__CHALLENGE__:
Output only the count of lines that contain "your".

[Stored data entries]

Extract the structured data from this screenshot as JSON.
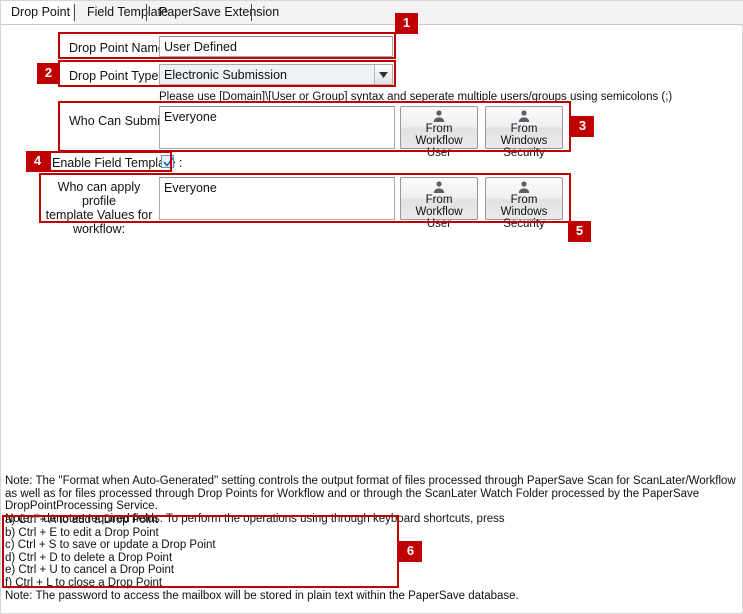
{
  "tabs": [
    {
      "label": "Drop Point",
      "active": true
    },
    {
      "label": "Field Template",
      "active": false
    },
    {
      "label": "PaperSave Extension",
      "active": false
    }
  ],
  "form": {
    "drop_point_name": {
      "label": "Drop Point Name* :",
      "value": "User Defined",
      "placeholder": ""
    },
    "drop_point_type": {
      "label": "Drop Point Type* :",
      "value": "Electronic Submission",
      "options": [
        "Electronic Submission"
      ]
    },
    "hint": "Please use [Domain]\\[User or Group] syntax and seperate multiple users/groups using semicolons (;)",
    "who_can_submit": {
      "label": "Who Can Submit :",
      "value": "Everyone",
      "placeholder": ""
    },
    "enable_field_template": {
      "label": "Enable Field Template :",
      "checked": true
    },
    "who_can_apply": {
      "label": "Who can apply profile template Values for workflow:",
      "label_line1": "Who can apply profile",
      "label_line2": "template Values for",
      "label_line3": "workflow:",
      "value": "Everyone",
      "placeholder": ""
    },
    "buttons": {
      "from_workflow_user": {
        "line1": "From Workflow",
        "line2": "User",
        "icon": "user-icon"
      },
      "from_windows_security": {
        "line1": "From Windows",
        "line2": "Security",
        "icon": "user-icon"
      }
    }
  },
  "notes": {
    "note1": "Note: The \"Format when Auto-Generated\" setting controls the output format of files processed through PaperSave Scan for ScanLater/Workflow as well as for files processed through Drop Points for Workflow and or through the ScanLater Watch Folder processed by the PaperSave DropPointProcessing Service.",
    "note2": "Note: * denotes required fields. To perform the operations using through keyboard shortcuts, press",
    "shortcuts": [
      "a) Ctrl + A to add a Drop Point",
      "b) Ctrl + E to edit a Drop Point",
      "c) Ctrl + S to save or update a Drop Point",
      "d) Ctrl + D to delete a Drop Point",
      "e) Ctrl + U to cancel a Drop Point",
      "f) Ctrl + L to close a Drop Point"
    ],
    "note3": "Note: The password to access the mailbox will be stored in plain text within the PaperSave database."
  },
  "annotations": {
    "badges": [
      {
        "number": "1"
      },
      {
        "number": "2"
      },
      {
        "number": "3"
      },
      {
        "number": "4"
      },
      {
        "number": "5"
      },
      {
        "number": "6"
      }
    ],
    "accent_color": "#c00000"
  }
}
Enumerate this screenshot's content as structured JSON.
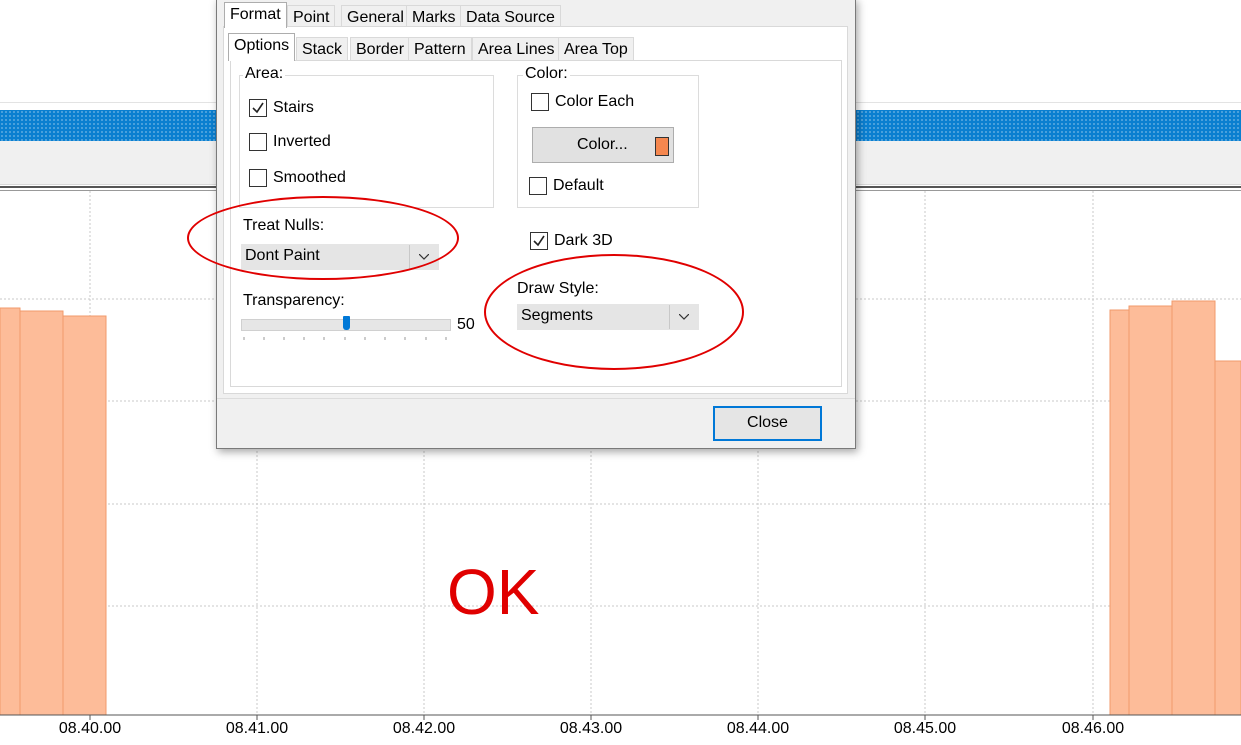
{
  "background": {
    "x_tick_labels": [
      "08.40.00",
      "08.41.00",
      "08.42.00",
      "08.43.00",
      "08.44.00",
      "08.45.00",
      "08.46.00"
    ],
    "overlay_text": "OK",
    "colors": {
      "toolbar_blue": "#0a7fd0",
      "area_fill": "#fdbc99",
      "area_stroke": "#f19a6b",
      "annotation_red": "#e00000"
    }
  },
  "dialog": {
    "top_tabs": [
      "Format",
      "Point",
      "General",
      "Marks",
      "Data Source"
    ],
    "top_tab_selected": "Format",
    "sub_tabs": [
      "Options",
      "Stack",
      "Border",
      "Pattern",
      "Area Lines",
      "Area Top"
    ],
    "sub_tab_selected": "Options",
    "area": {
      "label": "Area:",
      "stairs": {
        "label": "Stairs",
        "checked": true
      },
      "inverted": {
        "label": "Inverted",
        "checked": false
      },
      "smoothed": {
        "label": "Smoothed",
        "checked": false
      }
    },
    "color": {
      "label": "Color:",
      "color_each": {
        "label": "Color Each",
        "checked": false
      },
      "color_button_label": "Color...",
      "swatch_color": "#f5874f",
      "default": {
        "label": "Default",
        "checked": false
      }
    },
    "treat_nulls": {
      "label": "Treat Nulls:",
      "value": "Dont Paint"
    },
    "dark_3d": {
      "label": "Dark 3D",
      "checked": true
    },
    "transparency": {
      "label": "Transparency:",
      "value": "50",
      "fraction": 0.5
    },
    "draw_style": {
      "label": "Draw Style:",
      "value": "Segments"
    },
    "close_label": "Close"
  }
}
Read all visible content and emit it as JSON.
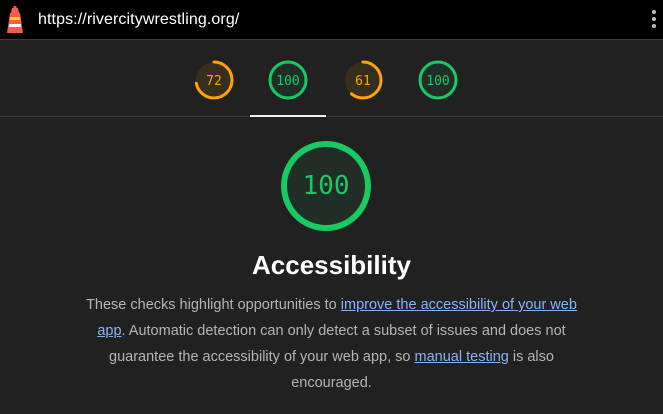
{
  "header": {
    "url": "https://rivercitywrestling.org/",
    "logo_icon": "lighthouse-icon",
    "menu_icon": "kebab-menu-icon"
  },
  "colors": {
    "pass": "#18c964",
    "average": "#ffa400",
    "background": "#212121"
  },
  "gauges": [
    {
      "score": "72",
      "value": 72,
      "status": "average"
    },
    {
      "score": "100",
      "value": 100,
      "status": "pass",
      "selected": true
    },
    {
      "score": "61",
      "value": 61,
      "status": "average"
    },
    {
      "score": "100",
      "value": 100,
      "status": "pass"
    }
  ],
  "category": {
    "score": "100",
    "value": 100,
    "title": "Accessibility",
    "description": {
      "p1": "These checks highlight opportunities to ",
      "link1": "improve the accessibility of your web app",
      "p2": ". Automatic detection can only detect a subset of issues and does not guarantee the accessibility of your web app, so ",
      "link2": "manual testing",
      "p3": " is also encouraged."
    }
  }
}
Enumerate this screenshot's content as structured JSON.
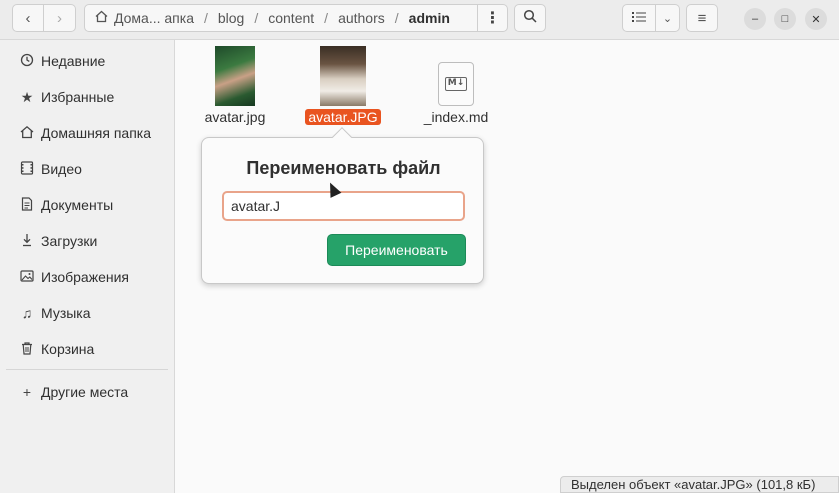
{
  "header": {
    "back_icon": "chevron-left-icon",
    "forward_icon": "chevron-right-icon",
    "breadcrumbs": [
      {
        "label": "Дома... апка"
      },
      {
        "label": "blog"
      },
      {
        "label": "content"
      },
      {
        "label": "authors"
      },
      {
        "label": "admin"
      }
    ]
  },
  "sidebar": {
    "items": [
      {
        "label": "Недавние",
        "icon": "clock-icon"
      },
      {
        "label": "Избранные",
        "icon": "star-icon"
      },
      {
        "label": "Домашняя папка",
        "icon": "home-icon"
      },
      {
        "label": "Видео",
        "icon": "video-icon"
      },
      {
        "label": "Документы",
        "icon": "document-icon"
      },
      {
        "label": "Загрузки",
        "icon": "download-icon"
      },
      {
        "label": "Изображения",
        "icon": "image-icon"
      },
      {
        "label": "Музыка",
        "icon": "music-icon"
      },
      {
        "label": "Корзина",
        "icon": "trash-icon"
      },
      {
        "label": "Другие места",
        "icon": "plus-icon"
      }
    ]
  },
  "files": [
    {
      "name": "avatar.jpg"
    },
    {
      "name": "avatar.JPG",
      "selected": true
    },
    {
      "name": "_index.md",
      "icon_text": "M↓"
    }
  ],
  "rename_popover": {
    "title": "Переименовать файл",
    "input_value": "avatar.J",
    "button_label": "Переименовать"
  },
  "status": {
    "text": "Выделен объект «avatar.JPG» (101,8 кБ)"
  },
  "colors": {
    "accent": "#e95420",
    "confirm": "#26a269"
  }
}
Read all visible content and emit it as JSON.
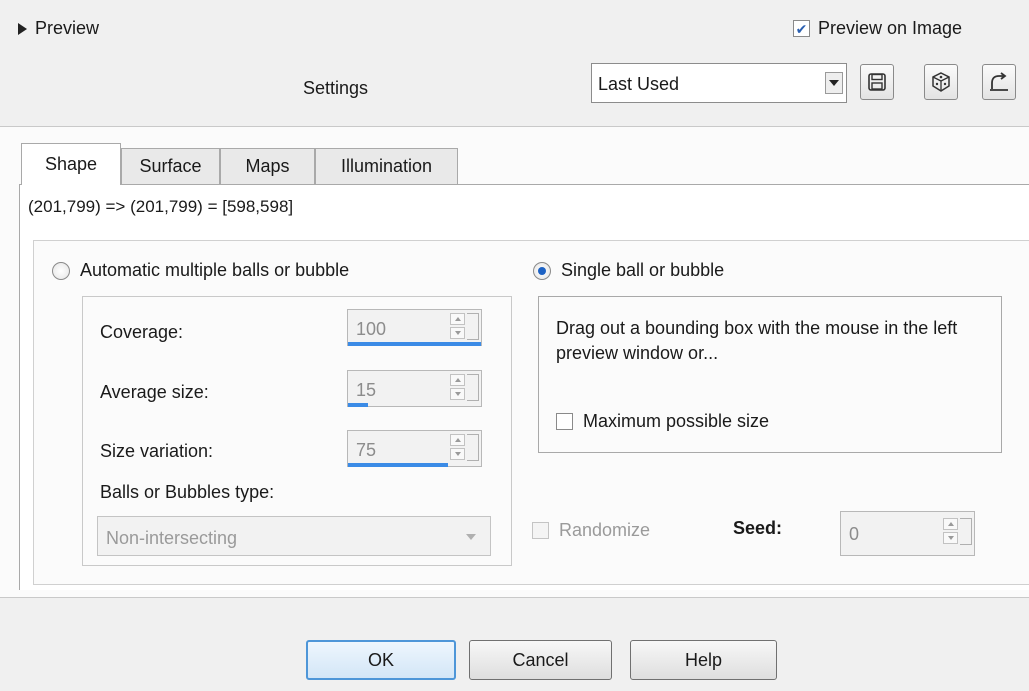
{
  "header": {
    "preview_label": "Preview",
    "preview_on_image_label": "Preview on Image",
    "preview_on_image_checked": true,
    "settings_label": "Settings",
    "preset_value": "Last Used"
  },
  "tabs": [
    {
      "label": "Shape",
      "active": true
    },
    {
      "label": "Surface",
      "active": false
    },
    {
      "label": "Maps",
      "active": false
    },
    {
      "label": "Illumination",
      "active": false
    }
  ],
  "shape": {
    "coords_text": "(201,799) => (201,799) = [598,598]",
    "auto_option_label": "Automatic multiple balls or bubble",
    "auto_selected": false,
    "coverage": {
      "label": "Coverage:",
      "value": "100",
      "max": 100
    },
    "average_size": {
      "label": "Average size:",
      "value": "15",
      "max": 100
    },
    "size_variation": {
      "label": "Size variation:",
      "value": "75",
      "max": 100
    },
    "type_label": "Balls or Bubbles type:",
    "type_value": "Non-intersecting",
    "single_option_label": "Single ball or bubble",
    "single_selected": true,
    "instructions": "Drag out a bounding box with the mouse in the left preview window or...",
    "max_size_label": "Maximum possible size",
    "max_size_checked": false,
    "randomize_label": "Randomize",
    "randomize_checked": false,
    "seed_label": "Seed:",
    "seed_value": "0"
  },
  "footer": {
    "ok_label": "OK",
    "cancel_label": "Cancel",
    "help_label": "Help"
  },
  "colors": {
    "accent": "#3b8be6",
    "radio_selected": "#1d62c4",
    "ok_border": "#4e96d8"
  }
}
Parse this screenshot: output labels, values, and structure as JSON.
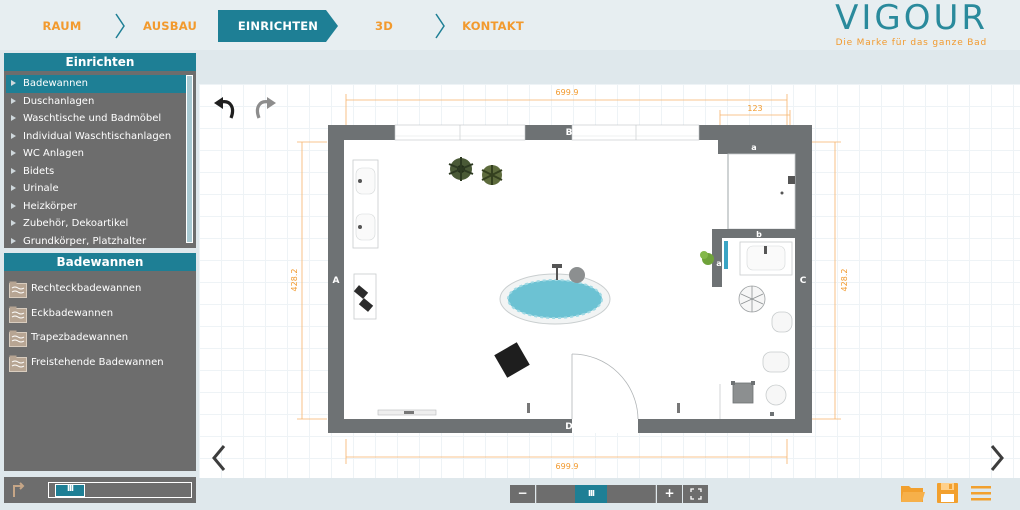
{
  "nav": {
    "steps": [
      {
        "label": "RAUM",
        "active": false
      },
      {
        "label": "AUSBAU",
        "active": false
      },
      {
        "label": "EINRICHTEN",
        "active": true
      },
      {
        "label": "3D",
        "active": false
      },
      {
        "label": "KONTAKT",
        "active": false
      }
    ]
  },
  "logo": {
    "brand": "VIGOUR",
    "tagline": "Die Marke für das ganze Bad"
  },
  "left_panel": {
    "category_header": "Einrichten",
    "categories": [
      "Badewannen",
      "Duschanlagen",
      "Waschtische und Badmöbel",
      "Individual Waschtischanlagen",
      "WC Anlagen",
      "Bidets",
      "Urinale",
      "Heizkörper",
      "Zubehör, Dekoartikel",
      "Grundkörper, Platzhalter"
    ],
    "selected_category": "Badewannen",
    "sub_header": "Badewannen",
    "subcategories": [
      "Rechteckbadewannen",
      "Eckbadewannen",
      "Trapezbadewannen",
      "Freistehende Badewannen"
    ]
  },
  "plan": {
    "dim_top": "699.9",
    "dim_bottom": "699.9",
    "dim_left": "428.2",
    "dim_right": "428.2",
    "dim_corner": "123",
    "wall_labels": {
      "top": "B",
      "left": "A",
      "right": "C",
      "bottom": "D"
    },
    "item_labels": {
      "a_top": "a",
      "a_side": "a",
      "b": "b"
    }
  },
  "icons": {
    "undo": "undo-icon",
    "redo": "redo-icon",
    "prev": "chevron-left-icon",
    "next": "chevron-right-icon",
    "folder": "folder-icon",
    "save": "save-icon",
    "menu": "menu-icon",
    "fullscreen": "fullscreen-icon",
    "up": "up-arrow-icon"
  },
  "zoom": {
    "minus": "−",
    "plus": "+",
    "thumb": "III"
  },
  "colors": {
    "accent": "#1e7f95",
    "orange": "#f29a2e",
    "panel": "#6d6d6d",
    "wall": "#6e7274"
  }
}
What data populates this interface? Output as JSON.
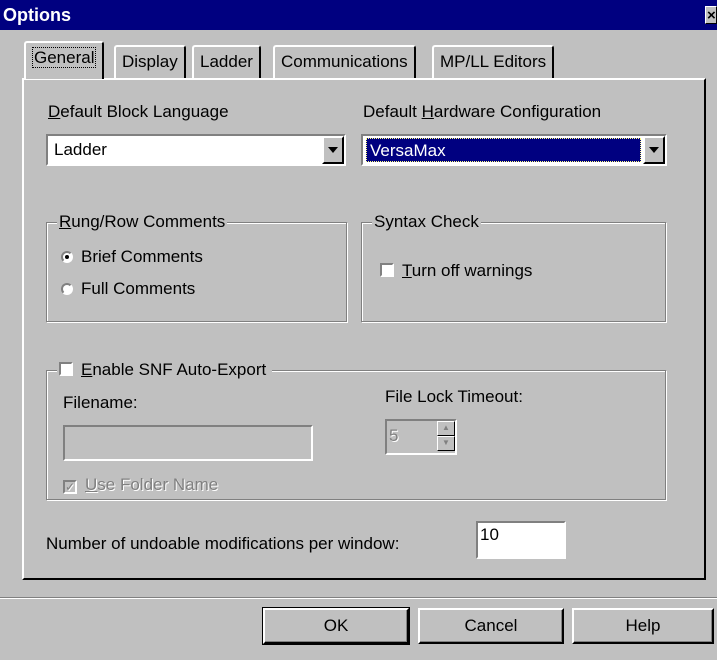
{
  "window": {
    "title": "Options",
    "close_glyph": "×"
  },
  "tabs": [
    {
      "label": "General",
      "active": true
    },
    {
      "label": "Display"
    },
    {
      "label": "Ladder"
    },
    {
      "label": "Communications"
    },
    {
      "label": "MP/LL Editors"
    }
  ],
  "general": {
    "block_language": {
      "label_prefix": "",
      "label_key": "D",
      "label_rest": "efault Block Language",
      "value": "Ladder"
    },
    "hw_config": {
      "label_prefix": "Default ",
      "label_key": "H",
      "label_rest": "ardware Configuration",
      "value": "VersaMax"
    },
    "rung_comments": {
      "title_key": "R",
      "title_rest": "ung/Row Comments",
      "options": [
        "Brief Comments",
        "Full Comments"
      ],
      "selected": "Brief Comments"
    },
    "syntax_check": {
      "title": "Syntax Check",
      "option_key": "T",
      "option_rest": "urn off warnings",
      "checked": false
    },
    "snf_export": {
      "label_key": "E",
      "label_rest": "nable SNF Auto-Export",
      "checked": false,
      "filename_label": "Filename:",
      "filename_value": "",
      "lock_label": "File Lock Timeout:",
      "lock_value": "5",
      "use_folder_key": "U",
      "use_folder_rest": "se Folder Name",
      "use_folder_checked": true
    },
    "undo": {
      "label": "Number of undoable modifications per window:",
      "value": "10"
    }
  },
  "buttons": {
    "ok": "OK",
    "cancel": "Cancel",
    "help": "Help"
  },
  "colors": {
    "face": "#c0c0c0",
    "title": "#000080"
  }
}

__ANSWER TO THE PROBLEM__:
2